> [Instruction]: Return the records, each one exactly as written.

Extracted data entries:
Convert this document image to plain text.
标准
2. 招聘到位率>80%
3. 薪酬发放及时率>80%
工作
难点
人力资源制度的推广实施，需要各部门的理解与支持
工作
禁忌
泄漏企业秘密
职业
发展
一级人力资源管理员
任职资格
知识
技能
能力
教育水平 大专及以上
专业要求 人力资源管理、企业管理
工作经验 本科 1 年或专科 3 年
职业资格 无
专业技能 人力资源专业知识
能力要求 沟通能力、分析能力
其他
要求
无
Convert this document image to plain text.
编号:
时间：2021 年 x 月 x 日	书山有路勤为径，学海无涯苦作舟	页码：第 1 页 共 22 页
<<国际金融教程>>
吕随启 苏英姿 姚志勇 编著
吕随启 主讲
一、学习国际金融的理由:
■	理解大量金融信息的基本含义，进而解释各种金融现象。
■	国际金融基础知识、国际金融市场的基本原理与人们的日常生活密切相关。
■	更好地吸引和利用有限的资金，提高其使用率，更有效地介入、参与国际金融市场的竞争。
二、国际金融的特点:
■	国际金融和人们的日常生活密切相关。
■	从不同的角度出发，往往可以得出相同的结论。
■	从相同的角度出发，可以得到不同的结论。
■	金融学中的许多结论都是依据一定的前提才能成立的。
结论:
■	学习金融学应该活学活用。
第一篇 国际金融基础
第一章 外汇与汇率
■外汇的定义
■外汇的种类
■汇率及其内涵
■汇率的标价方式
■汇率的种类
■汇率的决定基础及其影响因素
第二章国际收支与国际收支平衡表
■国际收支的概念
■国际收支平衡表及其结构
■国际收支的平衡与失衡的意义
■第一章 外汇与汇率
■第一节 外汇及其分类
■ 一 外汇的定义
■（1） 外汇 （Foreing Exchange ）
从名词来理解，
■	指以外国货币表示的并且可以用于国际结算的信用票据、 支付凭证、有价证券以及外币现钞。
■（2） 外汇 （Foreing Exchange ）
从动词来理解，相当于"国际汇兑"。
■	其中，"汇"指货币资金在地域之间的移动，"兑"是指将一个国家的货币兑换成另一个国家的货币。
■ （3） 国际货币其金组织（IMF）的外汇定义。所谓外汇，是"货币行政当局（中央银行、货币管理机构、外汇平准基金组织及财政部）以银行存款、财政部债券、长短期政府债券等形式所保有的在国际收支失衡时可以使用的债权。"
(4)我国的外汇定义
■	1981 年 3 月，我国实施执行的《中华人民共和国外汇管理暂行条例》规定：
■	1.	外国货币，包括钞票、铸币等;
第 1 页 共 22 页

> [Written solution]:
Convert this document image to plain text.
标准
2. 招聘到位率>80%
3. 薪酬发放及时率>80%
工作
难点
人力资源制度的推广实施，需要各部门的理解与支持
工作
禁忌
泄漏企业秘密
职业
发展
一级人力资源管理员
任职资格
知识
技能
能力
教育水平 大专及以上
专业要求 人力资源管理、企业管理
工作经验 本科 1 年或专科 3 年
职业资格 无
专业技能 人力资源专业知识
能力要求 沟通能力、分析能力
其他
要求
无
Convert this document image to plain text.
编号:
时间：2021 年 x 月 x 日	书山有路勤为径，学海无涯苦作舟	页码：第 1 页 共 22 页
<<国际金融教程>>
吕随启 苏英姿 姚志勇 编著
吕随启 主讲
一、学习国际金融的理由:
■	理解大量金融信息的基本含义，进而解释各种金融现象。
■	国际金融基础知识、国际金融市场的基本原理与人们的日常生活密切相关。
■	更好地吸引和利用有限的资金，提高其使用率，更有效地介入、参与国际金融市场的竞争。
二、国际金融的特点:
■	国际金融和人们的日常生活密切相关。
■	从不同的角度出发，往往可以得出相同的结论。
■	从相同的角度出发，可以得到不同的结论。
■	金融学中的许多结论都是依据一定的前提才能成立的。
结论:
■	学习金融学应该活学活用。
第一篇 国际金融基础
第一章 外汇与汇率
■外汇的定义
■外汇的种类
■汇率及其内涵
■汇率的标价方式
■汇率的种类
■汇率的决定基础及其影响因素
第二章国际收支与国际收支平衡表
■国际收支的概念
■国际收支平衡表及其结构
■国际收支的平衡与失衡的意义
■第一章 外汇与汇率
■第一节 外汇及其分类
■ 一 外汇的定义
■（1） 外汇 （Foreing Exchange ）
从名词来理解，
■	指以外国货币表示的并且可以用于国际结算的信用票据、 支付凭证、有价证券以及外币现钞。
■（2） 外汇 （Foreing Exchange ）
从动词来理解，相当于"国际汇兑"。
■	其中，"汇"指货币资金在地域之间的移动，"兑"是指将一个国家的货币兑换成另一个国家的货币。
■ （3） 国际货币其金组织（IMF）的外汇定义。所谓外汇，是"货币行政当局（中央银行、货币管理机构、外汇平准基金组织及财政部）以银行存款、财政部债券、长短期政府债券等形式所保有的在国际收支失衡时可以使用的债权。"
(4)我国的外汇定义
■	1981 年 3 月，我国实施执行的《中华人民共和国外汇管理暂行条例》规定：
■	1.	外国货币，包括钞票、铸币等;
第 1 页 共 22 页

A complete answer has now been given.